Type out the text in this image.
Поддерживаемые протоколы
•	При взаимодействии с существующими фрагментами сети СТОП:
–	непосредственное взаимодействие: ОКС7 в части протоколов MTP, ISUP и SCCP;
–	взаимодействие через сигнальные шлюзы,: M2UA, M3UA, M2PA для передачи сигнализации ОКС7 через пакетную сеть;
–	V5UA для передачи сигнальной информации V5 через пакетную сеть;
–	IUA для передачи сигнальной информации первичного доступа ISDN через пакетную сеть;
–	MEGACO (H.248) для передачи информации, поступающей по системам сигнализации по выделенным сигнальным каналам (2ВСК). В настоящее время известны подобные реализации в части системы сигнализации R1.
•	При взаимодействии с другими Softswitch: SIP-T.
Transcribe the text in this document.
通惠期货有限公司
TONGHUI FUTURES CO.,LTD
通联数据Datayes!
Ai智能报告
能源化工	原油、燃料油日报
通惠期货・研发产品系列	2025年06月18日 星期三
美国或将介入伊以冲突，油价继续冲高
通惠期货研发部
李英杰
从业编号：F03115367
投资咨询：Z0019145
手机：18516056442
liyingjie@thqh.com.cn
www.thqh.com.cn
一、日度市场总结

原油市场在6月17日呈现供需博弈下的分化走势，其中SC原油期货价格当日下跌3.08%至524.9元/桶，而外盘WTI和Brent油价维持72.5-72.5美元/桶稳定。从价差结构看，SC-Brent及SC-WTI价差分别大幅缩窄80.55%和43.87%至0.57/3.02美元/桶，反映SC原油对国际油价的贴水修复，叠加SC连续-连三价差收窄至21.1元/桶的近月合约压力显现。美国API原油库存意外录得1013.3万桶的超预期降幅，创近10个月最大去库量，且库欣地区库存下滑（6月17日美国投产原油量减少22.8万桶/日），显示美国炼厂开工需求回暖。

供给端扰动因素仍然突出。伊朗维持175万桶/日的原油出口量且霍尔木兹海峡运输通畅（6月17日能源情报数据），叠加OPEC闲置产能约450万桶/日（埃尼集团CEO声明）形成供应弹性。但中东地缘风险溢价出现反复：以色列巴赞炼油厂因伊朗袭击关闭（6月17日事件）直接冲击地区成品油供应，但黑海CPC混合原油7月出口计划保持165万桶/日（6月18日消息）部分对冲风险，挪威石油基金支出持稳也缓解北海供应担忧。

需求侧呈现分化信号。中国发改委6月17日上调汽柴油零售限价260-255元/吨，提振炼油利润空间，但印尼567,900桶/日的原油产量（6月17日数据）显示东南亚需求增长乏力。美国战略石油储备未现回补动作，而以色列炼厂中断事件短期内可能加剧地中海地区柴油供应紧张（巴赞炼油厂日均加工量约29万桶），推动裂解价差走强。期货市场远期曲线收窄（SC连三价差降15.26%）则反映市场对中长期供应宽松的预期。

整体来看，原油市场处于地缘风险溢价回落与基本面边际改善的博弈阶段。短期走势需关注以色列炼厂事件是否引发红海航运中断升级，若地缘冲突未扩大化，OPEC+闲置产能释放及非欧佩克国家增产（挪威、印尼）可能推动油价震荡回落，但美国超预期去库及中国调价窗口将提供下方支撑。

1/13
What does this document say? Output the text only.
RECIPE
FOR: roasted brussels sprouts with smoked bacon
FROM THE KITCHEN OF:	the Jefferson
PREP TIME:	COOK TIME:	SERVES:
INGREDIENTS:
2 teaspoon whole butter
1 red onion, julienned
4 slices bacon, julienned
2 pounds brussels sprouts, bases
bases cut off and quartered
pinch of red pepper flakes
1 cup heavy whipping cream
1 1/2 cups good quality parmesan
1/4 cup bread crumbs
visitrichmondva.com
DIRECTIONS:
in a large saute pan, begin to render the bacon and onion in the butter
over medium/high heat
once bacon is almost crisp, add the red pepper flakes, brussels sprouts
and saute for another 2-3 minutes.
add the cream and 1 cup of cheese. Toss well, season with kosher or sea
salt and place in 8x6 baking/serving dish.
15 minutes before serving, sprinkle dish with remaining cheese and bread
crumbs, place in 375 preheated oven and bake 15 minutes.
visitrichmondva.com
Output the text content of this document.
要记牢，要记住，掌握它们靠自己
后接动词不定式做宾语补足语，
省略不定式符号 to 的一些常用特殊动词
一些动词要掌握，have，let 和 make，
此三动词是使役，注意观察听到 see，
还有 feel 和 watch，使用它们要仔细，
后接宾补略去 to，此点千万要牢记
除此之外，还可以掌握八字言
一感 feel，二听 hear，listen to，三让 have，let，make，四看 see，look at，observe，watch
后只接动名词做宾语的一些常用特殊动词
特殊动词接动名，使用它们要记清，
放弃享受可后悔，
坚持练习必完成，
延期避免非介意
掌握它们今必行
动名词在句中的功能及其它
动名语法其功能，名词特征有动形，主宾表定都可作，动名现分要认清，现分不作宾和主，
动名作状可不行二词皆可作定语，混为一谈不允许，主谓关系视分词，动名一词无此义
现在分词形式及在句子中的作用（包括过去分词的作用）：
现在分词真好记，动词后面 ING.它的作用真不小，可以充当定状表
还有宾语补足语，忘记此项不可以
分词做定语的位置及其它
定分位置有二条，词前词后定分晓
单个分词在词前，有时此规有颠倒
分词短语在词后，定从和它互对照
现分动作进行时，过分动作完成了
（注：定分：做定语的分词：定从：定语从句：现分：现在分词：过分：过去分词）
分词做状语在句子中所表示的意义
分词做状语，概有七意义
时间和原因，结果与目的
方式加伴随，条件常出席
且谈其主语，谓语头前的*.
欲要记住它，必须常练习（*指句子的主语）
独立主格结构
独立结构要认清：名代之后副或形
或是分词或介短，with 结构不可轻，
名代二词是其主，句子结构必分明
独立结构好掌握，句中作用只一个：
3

※ ※ ※

• **What is asked**: Pull out every line of the records above that contains the word "text".

• **Answer to the task**:
Type out the text in this image.
Transcribe the text in this document.
What does this document say? Output the text only.
Output the text content of this document.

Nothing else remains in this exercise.